***** Document *****
1 Décembre 2007 , Rédigé par daniel Publié dans #Blog à part

Le temps mène la vie dure à ceux qui veulent le tuer. (Jacques Prévert « Fracas »).
 
Au-delà du bon mot du poète dialoguiste, il me semble que la formule est assez juste. Ceux qui ont la chance d’être bien, voire très bien, dans leur job, ceux qui n’ont jamais connu l’angoisse du chômage et des fins de mois trop difficiles ; ceux qui ont eu de vraies satisfactions, obtenu une certaine reconnaissance, enfin, bref, tous ceux pour qui le mot travail n’est pas un cauchemar…..et bien tous ceux là sont des veinards, en quelque sorte des privilégiés, et j’en suis. J’ajoute même à cette liste, ceux qui ont su utiliser les difficultés rencontrées, les injustices combattues pour en faire des moteurs de lutte. Le travail, me semble t-il, c’est d’ailleurs avant tout ça : la lutte…… et quand il s’agit de luttes d’équipe, de luttes collectives pour la réussite d’un projet, d’un ouvrage que l’on bâtit, des luttes pour créer ou maintenir des emplois ou pour obtenir une juste répartition des résultats c’est encore plus beau. Bien sûr il y a aussi, dans la famille lutteur, les luttes individuelles au détriment des autres ou des luttes trop corporatistes, c’est le revers de la médaille mais il faut faire avec. Ceux qui sont mal au travail sont le plus souvent ceux qui refusent ou renoncent à se battre.
Un constat toutefois un peu amer au bout du chemin des luttes : putain que 40 ans de vie professionnelle, ça passe vite, trop vite…..mais si on regarde autour de soi et qu’on a une pensée pour ceux pour qui le travail ou l’absence de travail n’est qu’angoisse ou galère….n’est-ce pas finalement un moindre mal ?  
 
Vendredi 1er décembre 1967, il y a 40 ans, aujourd’hui : Je devais me présenter à 8 H 30 au 1er étage de ce grand bâtiment parisien du B.I.B.T.P. (Bureau d’Ingénierie du Bâtiment et des Travaux Publics.) au service Sol Recherche où je venais d’être embauché. J’étais, sans doute, un peu en avance et ne voyant personne dans les bureaux, j’ai poussé la porte du laboratoire. Devant un établi il y avait un vieux monsieur très occupé ; m’apercevant, il m’a demandé, d’une voix nasillarde et avec un fort accent parigot, si j’étais bien le nouveau qui était annoncé. Lui ayant répondu par l’affirmatif, le père Cantet me régla mon compte d’une tirade vacharde que j’ai gardée en mémoire : « Ben, le môme, tu dois être du genre vachement courageux pour commencer ta semaine un vendredi ».
J’étais lancé dans le grand bain, dans une société où je suis encore 40 ans plus tard.
*****
• Tâches
1 > D'après le document, à quelle heure fallait-il se présenter au B.I.B.T.P. le vendredi 1er décembre 1967 ?
2 > Dressez la liste complète des catégories de personnes que le document range parmi les veinards, y compris celle ajoutée ensuite à cette liste.
3 > Recopiez fidèlement le passage du document qui va des mots « Un constat toutefois » aux mots « un moindre mal ? ».
***** Données fournies *****
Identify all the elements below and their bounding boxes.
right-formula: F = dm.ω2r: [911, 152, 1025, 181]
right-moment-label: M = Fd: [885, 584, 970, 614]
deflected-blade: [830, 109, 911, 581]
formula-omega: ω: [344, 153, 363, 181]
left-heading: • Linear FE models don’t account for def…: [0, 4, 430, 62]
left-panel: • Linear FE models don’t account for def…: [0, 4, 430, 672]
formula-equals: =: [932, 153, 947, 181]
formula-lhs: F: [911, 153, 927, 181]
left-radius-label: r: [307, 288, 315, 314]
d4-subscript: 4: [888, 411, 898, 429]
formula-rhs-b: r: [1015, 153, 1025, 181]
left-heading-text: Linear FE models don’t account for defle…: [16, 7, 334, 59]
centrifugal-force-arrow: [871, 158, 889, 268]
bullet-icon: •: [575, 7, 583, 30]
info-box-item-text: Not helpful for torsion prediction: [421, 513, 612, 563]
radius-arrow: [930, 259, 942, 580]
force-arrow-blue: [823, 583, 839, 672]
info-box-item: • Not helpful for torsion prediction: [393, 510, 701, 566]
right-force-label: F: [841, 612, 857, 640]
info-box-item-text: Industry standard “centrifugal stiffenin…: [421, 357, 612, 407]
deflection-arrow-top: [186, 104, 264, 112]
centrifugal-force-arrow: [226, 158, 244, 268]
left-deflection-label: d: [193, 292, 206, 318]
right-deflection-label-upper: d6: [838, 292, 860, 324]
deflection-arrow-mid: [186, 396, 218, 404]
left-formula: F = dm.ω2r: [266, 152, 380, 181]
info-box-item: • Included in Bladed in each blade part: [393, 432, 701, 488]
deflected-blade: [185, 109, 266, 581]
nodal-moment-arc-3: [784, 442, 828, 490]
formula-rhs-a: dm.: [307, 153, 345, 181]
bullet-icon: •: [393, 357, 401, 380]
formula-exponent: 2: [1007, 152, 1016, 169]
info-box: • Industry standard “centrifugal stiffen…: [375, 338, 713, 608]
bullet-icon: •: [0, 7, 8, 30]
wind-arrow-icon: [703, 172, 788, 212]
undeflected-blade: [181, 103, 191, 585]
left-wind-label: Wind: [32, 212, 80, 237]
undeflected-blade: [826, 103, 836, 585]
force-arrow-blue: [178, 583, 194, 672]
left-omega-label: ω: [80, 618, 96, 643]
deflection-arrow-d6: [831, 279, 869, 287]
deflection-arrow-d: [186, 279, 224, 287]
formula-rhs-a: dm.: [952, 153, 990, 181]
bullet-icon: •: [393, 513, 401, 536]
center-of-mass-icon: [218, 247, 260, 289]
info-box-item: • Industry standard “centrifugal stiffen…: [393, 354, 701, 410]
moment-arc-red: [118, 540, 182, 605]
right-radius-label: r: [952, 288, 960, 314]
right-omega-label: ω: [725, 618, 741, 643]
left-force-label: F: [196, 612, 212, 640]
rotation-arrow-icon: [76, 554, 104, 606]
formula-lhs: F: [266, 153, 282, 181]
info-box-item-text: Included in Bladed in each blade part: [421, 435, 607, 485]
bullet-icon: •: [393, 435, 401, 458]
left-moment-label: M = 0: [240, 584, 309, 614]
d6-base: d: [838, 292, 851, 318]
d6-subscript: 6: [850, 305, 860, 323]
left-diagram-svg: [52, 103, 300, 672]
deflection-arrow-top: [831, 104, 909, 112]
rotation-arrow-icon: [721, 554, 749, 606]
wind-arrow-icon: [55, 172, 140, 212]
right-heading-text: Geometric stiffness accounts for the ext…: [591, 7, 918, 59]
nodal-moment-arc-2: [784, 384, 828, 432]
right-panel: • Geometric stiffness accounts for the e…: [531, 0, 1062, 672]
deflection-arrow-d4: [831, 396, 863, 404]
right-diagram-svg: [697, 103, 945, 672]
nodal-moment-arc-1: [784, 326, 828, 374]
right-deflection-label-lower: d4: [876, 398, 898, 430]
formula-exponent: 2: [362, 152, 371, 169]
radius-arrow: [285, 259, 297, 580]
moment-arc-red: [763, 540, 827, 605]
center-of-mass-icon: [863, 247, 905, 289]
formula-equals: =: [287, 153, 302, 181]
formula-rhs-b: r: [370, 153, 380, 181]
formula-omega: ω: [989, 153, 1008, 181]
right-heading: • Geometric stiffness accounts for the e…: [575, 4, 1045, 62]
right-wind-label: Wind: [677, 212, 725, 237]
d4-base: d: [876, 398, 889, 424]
*****
• Réponses
1 > À 8 H 30.

2 >
- Ceux qui ont la chance d'être bien, voire très bien, dans leur job
- Ceux qui n'ont jamais connu l'angoisse du chômage et des fins de mois trop difficiles
- Ceux qui ont eu de vraies satisfactions et obtenu une certaine reconnaissance
- Tous ceux pour qui le mot travail n'est pas un cauchemar
- Ceux qui ont su utiliser les difficultés rencontrées et les injustices combattues pour en faire des moteurs de lutte

3 >
Un constat toutefois un peu amer au bout du chemin des luttes : putain que 40 ans de vie professionnelle, ça passe vite, trop vite…..mais si on regarde autour de soi et qu’on a une pensée pour ceux pour qui le travail ou l’absence de travail n’est qu’angoisse ou galère….n’est-ce pas finalement un moindre mal ?